# start of EXERCISE INPUT

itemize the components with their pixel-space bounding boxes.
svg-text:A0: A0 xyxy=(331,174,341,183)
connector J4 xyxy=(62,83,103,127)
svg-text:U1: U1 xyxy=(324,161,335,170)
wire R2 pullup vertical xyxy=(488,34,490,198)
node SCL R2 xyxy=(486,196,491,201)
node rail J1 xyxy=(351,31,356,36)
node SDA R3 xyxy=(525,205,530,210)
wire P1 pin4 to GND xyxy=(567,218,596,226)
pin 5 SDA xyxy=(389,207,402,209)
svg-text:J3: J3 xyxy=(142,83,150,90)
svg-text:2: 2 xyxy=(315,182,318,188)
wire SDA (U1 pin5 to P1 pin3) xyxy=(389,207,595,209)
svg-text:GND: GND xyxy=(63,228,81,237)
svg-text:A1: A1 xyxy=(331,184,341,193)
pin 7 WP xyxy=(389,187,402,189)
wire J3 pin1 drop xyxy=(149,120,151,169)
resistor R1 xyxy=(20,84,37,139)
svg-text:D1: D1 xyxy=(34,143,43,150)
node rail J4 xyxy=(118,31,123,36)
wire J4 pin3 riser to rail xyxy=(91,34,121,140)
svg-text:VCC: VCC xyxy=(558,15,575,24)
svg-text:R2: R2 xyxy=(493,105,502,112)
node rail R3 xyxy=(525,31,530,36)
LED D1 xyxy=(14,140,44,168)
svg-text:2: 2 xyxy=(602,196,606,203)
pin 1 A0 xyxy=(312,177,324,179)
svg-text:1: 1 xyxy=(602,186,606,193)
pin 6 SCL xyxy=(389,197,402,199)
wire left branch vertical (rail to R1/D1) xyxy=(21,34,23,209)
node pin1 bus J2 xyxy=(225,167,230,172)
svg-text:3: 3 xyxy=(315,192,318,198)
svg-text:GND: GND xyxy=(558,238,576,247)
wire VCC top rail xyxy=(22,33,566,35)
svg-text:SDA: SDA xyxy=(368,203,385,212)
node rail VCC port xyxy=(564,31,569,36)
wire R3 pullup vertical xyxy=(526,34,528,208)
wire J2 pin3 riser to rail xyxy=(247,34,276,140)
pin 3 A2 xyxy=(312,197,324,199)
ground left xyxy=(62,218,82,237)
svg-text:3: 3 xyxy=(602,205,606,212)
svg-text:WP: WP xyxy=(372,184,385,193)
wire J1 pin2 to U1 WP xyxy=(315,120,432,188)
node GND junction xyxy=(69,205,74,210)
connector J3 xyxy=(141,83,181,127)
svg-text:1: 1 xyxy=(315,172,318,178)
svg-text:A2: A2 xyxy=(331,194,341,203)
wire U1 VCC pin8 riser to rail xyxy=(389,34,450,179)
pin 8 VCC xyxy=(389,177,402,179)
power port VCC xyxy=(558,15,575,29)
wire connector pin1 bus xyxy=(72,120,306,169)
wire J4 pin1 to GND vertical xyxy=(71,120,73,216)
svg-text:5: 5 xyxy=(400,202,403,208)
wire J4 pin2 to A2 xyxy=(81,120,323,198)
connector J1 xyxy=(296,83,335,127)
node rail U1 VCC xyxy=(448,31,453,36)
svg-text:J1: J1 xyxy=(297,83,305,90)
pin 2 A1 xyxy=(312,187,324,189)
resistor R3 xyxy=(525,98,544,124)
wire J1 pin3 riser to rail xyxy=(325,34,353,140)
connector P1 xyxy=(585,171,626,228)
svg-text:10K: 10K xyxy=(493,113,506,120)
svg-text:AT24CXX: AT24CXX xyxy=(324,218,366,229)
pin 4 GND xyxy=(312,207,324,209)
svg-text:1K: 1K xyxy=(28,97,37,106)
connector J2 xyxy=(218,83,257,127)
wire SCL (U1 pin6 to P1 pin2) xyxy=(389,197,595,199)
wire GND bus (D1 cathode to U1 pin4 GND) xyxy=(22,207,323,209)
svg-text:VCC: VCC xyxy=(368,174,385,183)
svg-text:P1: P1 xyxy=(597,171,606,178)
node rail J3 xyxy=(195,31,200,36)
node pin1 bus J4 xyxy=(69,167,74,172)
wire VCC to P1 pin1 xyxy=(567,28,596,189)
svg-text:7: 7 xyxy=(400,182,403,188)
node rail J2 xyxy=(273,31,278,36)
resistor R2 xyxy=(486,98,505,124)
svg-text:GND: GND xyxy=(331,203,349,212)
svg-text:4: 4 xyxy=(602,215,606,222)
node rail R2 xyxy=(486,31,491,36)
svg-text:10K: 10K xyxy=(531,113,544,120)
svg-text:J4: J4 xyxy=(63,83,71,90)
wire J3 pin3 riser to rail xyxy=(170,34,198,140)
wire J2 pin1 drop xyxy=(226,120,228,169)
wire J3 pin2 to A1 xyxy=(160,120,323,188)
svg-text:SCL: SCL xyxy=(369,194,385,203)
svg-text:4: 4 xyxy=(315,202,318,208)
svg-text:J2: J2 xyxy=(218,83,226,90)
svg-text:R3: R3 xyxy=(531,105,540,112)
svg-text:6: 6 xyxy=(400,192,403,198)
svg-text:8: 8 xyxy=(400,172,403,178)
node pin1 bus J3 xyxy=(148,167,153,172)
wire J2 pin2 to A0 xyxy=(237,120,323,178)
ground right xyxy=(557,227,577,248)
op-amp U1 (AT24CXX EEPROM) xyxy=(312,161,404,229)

# end of EXERCISE INPUT

TASK INSTRUCTIONS: Copy everything from the start of the rows down to the line containing "svg-text:WP: WP xyxy=(372,184,385,193)", substituting "pull-up" for "pullup" and leaving all else unchanged.

THE RESPONSE:
itemize the components with their pixel-space bounding boxes.
svg-text:A0: A0 xyxy=(331,174,341,183)
connector J4 xyxy=(62,83,103,127)
svg-text:U1: U1 xyxy=(324,161,335,170)
wire R2 pull-up vertical xyxy=(488,34,490,198)
node SCL R2 xyxy=(486,196,491,201)
node rail J1 xyxy=(351,31,356,36)
node SDA R3 xyxy=(525,205,530,210)
wire P1 pin4 to GND xyxy=(567,218,596,226)
pin 5 SDA xyxy=(389,207,402,209)
svg-text:J3: J3 xyxy=(142,83,150,90)
svg-text:2: 2 xyxy=(315,182,318,188)
wire SDA (U1 pin5 to P1 pin3) xyxy=(389,207,595,209)
svg-text:GND: GND xyxy=(63,228,81,237)
svg-text:A1: A1 xyxy=(331,184,341,193)
pin 7 WP xyxy=(389,187,402,189)
wire J3 pin1 drop xyxy=(149,120,151,169)
resistor R1 xyxy=(20,84,37,139)
svg-text:D1: D1 xyxy=(34,143,43,150)
node rail J4 xyxy=(118,31,123,36)
wire J4 pin3 riser to rail xyxy=(91,34,121,140)
svg-text:VCC: VCC xyxy=(558,15,575,24)
svg-text:R2: R2 xyxy=(493,105,502,112)
node rail R3 xyxy=(525,31,530,36)
LED D1 xyxy=(14,140,44,168)
svg-text:2: 2 xyxy=(602,196,606,203)
pin 1 A0 xyxy=(312,177,324,179)
svg-text:1: 1 xyxy=(602,186,606,193)
pin 6 SCL xyxy=(389,197,402,199)
wire left branch vertical (rail to R1/D1) xyxy=(21,34,23,209)
node pin1 bus J2 xyxy=(225,167,230,172)
svg-text:3: 3 xyxy=(315,192,318,198)
svg-text:GND: GND xyxy=(558,238,576,247)
wire VCC top rail xyxy=(22,33,566,35)
svg-text:SDA: SDA xyxy=(368,203,385,212)
node rail VCC port xyxy=(564,31,569,36)
wire R3 pull-up vertical xyxy=(526,34,528,208)
wire J2 pin3 riser to rail xyxy=(247,34,276,140)
pin 3 A2 xyxy=(312,197,324,199)
ground left xyxy=(62,218,82,237)
svg-text:3: 3 xyxy=(602,205,606,212)
svg-text:WP: WP xyxy=(372,184,385,193)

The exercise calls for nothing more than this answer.